Exercise requirements:
#1 Duplicate the part of the sparseReactiveStateEngine reference that opens with the words containing "metrics is a" and closes with "as Value1, Value2).".
#2 Answer these questions from the sparseReactiveStateEngine reference:
(a) What is the minimum number of columns the metrics table must contain?
(b) In what forms may formula be given?
(c) What example does the reference give of a new output metric name?

Source text:

# # #

DStream::sparseReactiveStateEngine

Syntax

DStream::sparseReactiveStateEngine(metrics, keyColumn, [extraColumn])

Parameters

metrics is a table representing the set of sparse state computation rules. It must contain at least 3 columns: keyColumn(s), formula, outputMetricKey.
  • The first N columns are input metric identifier columns. Their count and order must match those specified by keyColumn. Each row provides some values of keyColumn in the input table (e.g., if the input table identifies metrics by deviceID, values can be "A001", "R131", etc.).
  • formula is a STRING scalar/vector or metacode representing the computation expression for the metric. Variable names in the expression correspond to value columns in the input table (e.g., metricValue; also multi-value columns such as Value1, Value2).
  • outputMetricKey is a STRING scalar/vector indicating the new output metric name (must be unique), e.g., "A001_event_B".

# # #

Data provided:
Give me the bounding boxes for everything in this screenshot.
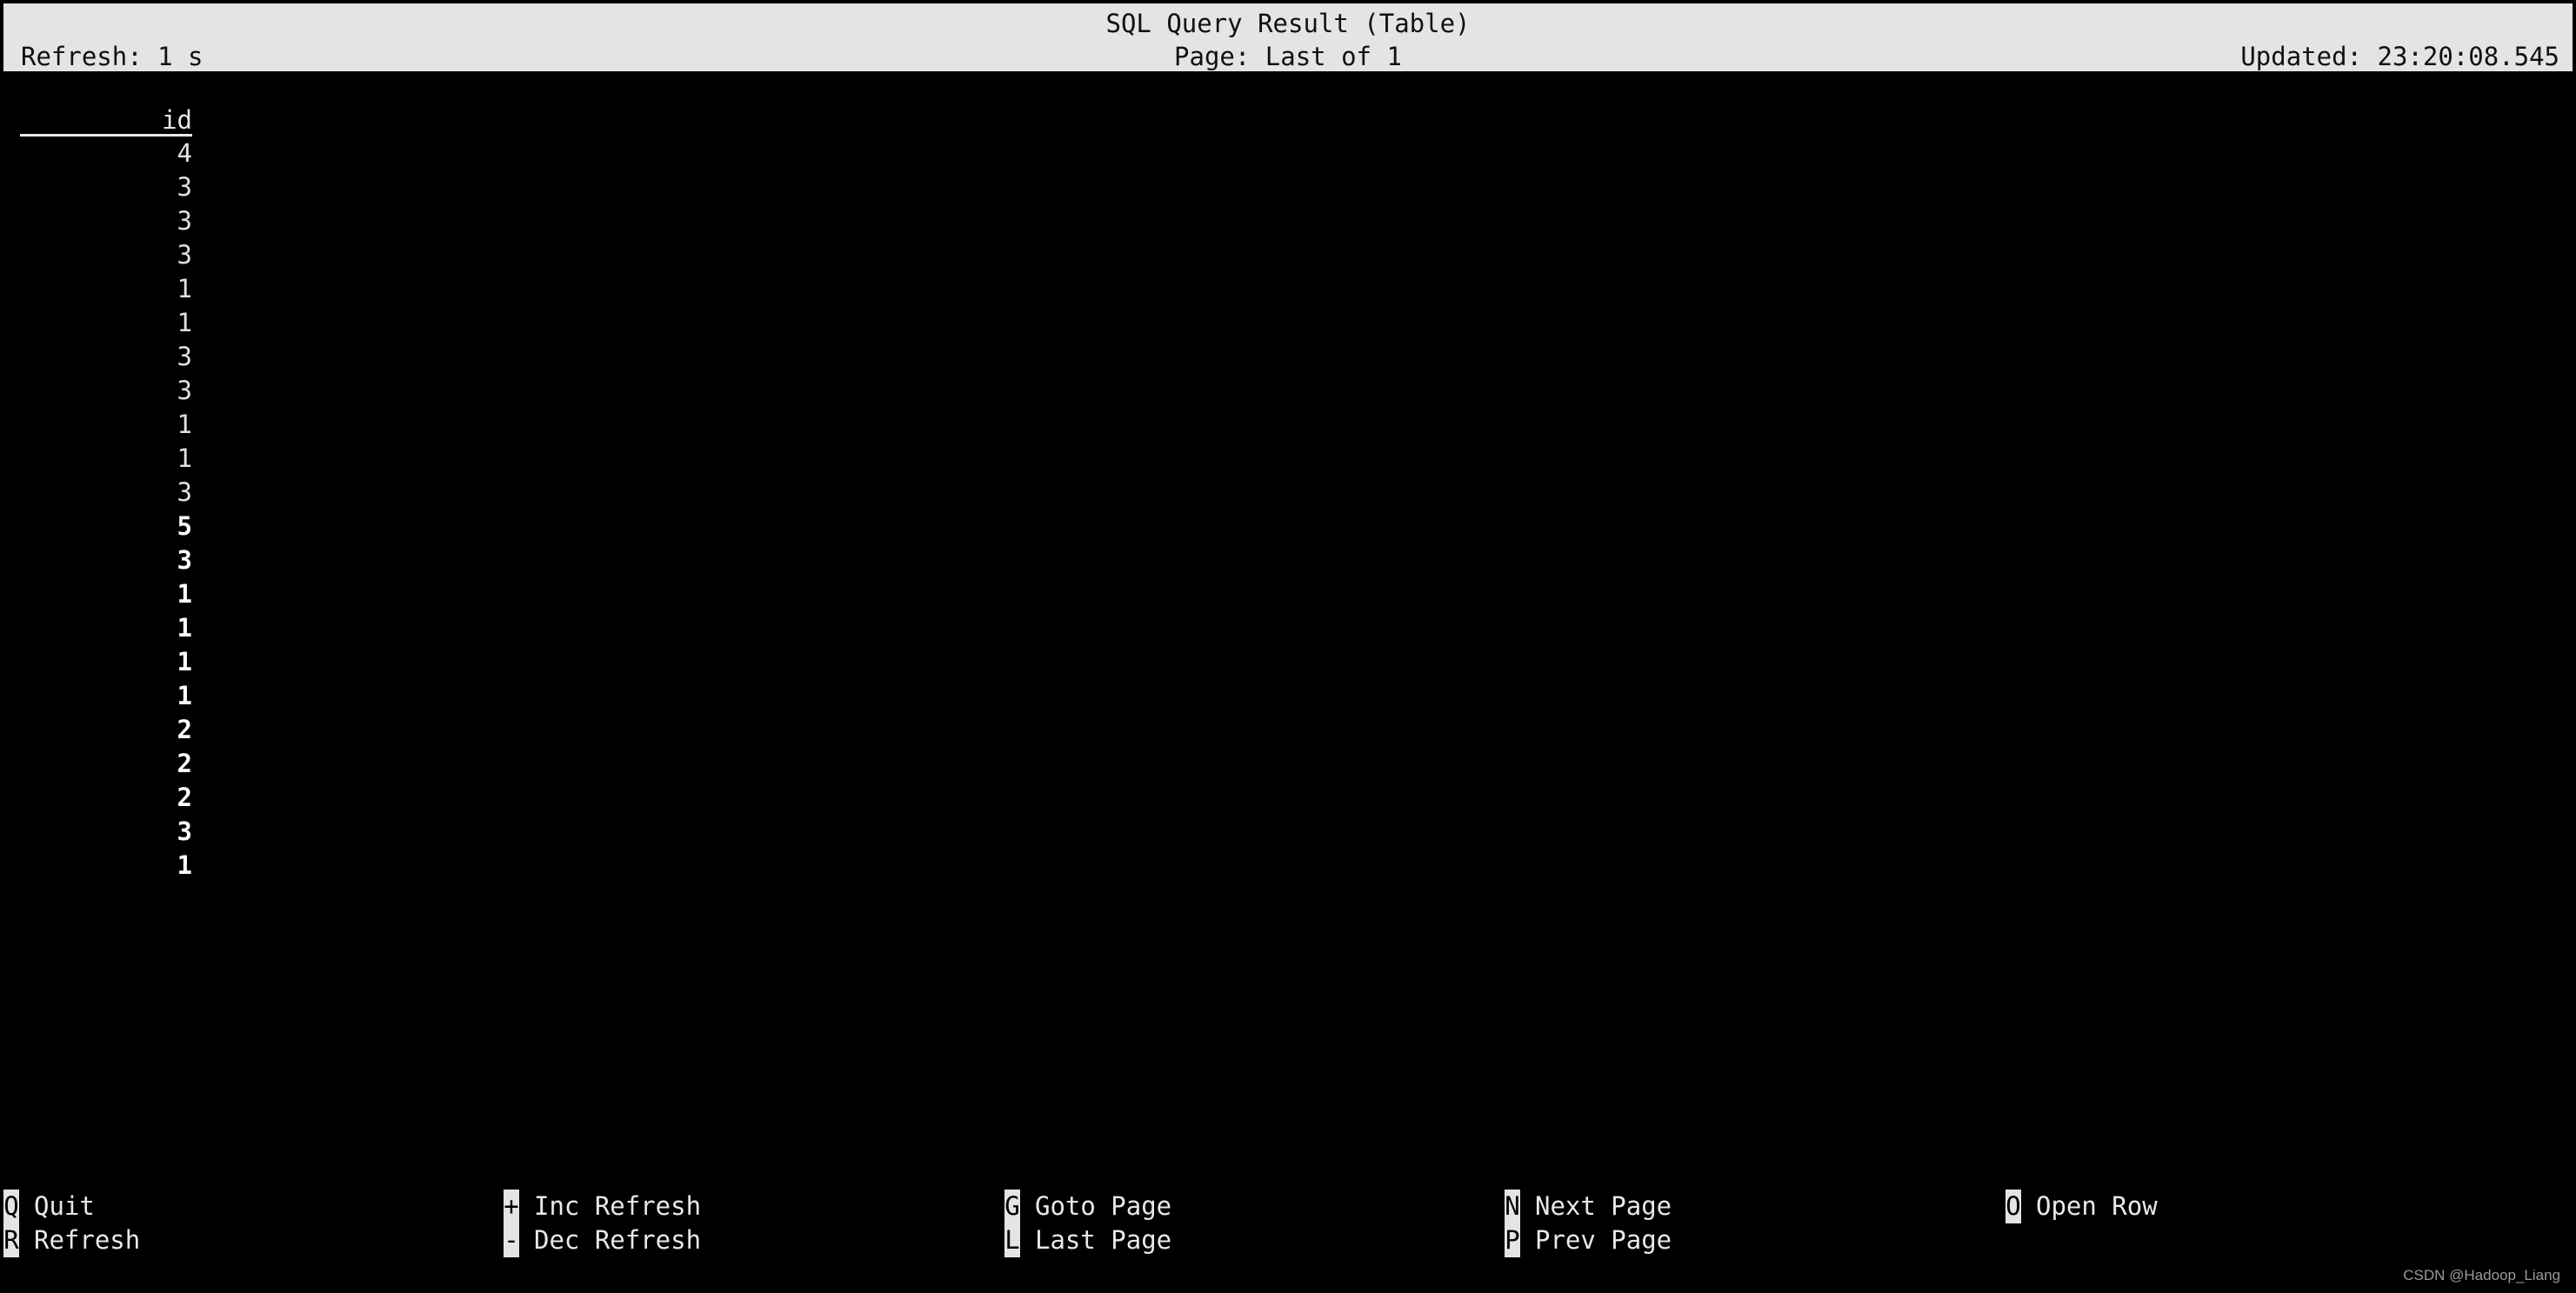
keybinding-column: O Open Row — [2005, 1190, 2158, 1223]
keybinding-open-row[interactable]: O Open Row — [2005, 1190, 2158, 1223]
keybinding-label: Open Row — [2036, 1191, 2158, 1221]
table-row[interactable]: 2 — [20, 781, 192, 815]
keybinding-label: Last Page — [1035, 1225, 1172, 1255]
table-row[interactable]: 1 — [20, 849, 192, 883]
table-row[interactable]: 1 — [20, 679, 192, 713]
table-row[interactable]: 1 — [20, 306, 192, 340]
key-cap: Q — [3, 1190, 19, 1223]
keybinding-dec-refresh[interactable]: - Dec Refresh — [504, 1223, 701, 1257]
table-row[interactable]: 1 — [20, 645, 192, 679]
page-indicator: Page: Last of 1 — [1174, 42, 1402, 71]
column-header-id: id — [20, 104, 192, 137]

# # #

Answers for this exercise:
#1
metrics is a table representing the set of sparse state computation rules. It must contain at least 3 columns: keyColumn(s), formula, outputMetricKey.
  • The first N columns are input metric identifier columns. Their count and order must match those specified by keyColumn. Each row provides some values of keyColumn in the input table (e.g., if the input table identifies metrics by deviceID, values can be "A001", "R131", etc.).
  • formula is a STRING scalar/vector or metacode representing the computation expression for the metric. Variable names in the expression correspond to value columns in the input table (e.g., metricValue; also multi-value columns such as Value1, Value2).

#2
(a) At least 3 columns: keyColumn(s), formula, and outputMetricKey.
(b) As a STRING scalar/vector or as metacode.
(c) "A001_event_B".